■ WHAT IS ASKED: Reproduce all of the data word for word.

■ LISTED RECORDS:
+===+

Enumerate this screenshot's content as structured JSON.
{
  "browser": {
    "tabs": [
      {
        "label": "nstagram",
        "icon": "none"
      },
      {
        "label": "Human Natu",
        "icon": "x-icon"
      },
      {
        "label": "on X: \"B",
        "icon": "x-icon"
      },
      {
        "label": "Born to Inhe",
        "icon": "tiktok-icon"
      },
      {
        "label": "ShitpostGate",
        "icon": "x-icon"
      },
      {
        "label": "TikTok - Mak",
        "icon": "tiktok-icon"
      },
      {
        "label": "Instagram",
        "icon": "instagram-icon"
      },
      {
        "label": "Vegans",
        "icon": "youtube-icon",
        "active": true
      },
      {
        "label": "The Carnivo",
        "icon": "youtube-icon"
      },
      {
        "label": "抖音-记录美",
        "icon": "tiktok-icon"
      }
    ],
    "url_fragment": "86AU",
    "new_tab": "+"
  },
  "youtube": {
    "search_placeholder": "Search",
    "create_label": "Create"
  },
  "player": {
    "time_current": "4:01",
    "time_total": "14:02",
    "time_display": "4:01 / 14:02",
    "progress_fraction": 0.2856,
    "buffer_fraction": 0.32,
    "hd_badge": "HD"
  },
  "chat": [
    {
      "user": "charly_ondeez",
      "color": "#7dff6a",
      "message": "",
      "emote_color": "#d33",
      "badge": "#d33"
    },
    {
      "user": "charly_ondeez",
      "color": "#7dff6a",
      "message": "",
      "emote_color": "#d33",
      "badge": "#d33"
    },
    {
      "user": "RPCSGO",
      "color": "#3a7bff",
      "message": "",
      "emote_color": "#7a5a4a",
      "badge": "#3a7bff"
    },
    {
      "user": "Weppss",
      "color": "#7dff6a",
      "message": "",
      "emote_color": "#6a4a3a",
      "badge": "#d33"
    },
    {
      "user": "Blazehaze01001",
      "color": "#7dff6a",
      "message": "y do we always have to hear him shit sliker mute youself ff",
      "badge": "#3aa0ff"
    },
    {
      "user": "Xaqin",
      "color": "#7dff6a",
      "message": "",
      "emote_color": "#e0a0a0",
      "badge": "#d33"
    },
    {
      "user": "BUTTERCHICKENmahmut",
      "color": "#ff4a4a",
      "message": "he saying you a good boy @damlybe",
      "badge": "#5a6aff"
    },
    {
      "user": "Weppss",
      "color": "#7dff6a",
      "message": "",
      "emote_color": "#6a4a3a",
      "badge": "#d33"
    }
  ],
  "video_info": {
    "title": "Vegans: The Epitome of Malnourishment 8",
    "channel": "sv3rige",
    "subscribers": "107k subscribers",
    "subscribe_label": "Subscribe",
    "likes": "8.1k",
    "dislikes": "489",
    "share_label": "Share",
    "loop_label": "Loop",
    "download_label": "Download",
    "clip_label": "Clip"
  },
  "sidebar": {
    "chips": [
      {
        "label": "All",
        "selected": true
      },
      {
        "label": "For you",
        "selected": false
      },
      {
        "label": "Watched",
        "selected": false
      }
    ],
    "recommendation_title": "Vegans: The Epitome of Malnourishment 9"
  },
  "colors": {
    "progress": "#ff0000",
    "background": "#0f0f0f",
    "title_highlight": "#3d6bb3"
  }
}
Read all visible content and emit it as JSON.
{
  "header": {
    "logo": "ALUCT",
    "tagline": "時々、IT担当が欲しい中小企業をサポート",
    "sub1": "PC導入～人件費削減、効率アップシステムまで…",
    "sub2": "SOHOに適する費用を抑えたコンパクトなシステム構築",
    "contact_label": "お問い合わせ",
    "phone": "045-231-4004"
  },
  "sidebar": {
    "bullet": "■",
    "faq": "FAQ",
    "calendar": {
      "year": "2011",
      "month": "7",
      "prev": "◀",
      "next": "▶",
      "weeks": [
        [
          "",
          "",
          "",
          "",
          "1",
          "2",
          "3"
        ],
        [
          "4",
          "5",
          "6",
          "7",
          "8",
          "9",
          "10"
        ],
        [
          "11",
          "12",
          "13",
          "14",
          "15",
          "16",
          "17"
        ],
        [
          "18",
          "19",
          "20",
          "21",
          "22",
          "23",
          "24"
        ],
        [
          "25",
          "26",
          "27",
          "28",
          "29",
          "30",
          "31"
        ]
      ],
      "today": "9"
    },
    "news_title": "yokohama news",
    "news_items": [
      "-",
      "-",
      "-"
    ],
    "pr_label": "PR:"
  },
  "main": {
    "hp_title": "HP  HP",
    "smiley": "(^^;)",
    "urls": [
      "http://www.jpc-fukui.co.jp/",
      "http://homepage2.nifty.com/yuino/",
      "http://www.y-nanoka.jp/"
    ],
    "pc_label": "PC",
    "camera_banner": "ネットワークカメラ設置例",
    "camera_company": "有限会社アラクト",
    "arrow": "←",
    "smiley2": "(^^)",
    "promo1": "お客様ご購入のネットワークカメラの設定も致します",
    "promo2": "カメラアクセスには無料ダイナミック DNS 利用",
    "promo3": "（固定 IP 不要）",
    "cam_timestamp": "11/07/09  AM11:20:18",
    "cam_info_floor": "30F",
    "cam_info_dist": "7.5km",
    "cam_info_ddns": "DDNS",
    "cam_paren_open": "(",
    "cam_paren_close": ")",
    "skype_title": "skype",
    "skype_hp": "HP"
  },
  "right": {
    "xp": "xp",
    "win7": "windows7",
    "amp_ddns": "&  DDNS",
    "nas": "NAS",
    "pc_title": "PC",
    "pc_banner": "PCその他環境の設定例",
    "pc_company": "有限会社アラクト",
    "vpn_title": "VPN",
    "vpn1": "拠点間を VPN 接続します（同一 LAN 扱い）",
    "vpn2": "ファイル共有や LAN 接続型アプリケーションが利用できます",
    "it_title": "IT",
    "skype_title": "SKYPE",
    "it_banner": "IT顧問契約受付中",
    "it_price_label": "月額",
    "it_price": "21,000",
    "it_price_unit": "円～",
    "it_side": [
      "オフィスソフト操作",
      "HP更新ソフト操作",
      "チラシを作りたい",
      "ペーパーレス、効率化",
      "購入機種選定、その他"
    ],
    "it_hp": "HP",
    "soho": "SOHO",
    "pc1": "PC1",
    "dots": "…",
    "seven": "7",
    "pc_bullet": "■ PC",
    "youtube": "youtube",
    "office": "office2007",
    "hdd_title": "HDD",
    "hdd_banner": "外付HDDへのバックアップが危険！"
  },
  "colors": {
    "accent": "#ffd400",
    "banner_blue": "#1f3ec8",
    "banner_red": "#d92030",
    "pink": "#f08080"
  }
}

+===+

■ TASK RESPONSE:
Enumerate this screenshot's content as structured JSON.
{
  "browser": {
    "tabs": [
      {
        "label": "nstagram",
        "icon": "none"
      },
      {
        "label": "Human Natu",
        "icon": "x-icon"
      },
      {
        "label": "on X: \"B",
        "icon": "x-icon"
      },
      {
        "label": "Born to Inhe",
        "icon": "tiktok-icon"
      },
      {
        "label": "ShitpostGate",
        "icon": "x-icon"
      },
      {
        "label": "TikTok - Mak",
        "icon": "tiktok-icon"
      },
      {
        "label": "Instagram",
        "icon": "instagram-icon"
      },
      {
        "label": "Vegans",
        "icon": "youtube-icon",
        "active": true
      },
      {
        "label": "The Carnivo",
        "icon": "youtube-icon"
      },
      {
        "label": "抖音-记录美",
        "icon": "tiktok-icon"
      }
    ],
    "url_fragment": "86AU",
    "new_tab": "+"
  },
  "youtube": {
    "search_placeholder": "Search",
    "create_label": "Create"
  },
  "player": {
    "time_current": "4:01",
    "time_total": "14:02",
    "time_display": "4:01 / 14:02",
    "progress_fraction": 0.2856,
    "buffer_fraction": 0.32,
    "hd_badge": "HD"
  },
  "chat": [
    {
      "user": "charly_ondeez",
      "color": "#7dff6a",
      "message": "",
      "emote_color": "#d33",
      "badge": "#d33"
    },
    {
      "user": "charly_ondeez",
      "color": "#7dff6a",
      "message": "",
      "emote_color": "#d33",
      "badge": "#d33"
    },
    {
      "user": "RPCSGO",
      "color": "#3a7bff",
      "message": "",
      "emote_color": "#7a5a4a",
      "badge": "#3a7bff"
    },
    {
      "user": "Weppss",
      "color": "#7dff6a",
      "message": "",
      "emote_color": "#6a4a3a",
      "badge": "#d33"
    },
    {
      "user": "Blazehaze01001",
      "color": "#7dff6a",
      "message": "y do we always have to hear him shit sliker mute youself ff",
      "badge": "#3aa0ff"
    },
    {
      "user": "Xaqin",
      "color": "#7dff6a",
      "message": "",
      "emote_color": "#e0a0a0",
      "badge": "#d33"
    },
    {
      "user": "BUTTERCHICKENmahmut",
      "color": "#ff4a4a",
      "message": "he saying you a good boy @damlybe",
      "badge": "#5a6aff"
    },
    {
      "user": "Weppss",
      "color": "#7dff6a",
      "message": "",
      "emote_color": "#6a4a3a",
      "badge": "#d33"
    }
  ],
  "video_info": {
    "title": "Vegans: The Epitome of Malnourishment 8",
    "channel": "sv3rige",
    "subscribers": "107k subscribers",
    "subscribe_label": "Subscribe",
    "likes": "8.1k",
    "dislikes": "489",
    "share_label": "Share",
    "loop_label": "Loop",
    "download_label": "Download",
    "clip_label": "Clip"
  },
  "sidebar": {
    "chips": [
      {
        "label": "All",
        "selected": true
      },
      {
        "label": "For you",
        "selected": false
      },
      {
        "label": "Watched",
        "selected": false
      }
    ],
    "recommendation_title": "Vegans: The Epitome of Malnourishment 9"
  },
  "colors": {
    "progress": "#ff0000",
    "background": "#0f0f0f",
    "title_highlight": "#3d6bb3"
  }
}
Read all visible content and emit it as JSON.
{
  "header": {
    "logo": "ALUCT",
    "tagline": "時々、IT担当が欲しい中小企業をサポート",
    "sub1": "PC導入～人件費削減、効率アップシステムまで…",
    "sub2": "SOHOに適する費用を抑えたコンパクトなシステム構築",
    "contact_label": "お問い合わせ",
    "phone": "045-231-4004"
  },
  "sidebar": {
    "bullet": "■",
    "faq": "FAQ",
    "calendar": {
      "year": "2011",
      "month": "7",
      "prev": "◀",
      "next": "▶",
      "weeks": [
        [
          "",
          "",
          "",
          "",
          "1",
          "2",
          "3"
        ],
        [
          "4",
          "5",
          "6",
          "7",
          "8",
          "9",
          "10"
        ],
        [
          "11",
          "12",
          "13",
          "14",
          "15",
          "16",
          "17"
        ],
        [
          "18",
          "19",
          "20",
          "21",
          "22",
          "23",
          "24"
        ],
        [
          "25",
          "26",
          "27",
          "28",
          "29",
          "30",
          "31"
        ]
      ],
      "today": "9"
    },
    "news_title": "yokohama news",
    "news_items": [
      "-",
      "-",
      "-"
    ],
    "pr_label": "PR:"
  },
  "main": {
    "hp_title": "HP  HP",
    "smiley": "(^^;)",
    "urls": [
      "http://www.jpc-fukui.co.jp/",
      "http://homepage2.nifty.com/yuino/",
      "http://www.y-nanoka.jp/"
    ],
    "pc_label": "PC",
    "camera_banner": "ネットワークカメラ設置例",
    "camera_company": "有限会社アラクト",
    "arrow": "←",
    "smiley2": "(^^)",
    "promo1": "お客様ご購入のネットワークカメラの設定も致します",
    "promo2": "カメラアクセスには無料ダイナミック DNS 利用",
    "promo3": "（固定 IP 不要）",
    "cam_timestamp": "11/07/09  AM11:20:18",
    "cam_info_floor": "30F",
    "cam_info_dist": "7.5km",
    "cam_info_ddns": "DDNS",
    "cam_paren_open": "(",
    "cam_paren_close": ")",
    "skype_title": "skype",
    "skype_hp": "HP"
  },
  "right": {
    "xp": "xp",
    "win7": "windows7",
    "amp_ddns": "&  DDNS",
    "nas": "NAS",
    "pc_title": "PC",
    "pc_banner": "PCその他環境の設定例",
    "pc_company": "有限会社アラクト",
    "vpn_title": "VPN",
    "vpn1": "拠点間を VPN 接続します（同一 LAN 扱い）",
    "vpn2": "ファイル共有や LAN 接続型アプリケーションが利用できます",
    "it_title": "IT",
    "skype_title": "SKYPE",
    "it_banner": "IT顧問契約受付中",
    "it_price_label": "月額",
    "it_price": "21,000",
    "it_price_unit": "円～",
    "it_side": [
      "オフィスソフト操作",
      "HP更新ソフト操作",
      "チラシを作りたい",
      "ペーパーレス、効率化",
      "購入機種選定、その他"
    ],
    "it_hp": "HP",
    "soho": "SOHO",
    "pc1": "PC1",
    "dots": "…",
    "seven": "7",
    "pc_bullet": "■ PC",
    "youtube": "youtube",
    "office": "office2007",
    "hdd_title": "HDD",
    "hdd_banner": "外付HDDへのバックアップが危険！"
  },
  "colors": {
    "accent": "#ffd400",
    "banner_blue": "#1f3ec8",
    "banner_red": "#d92030",
    "pink": "#f08080"
  }
}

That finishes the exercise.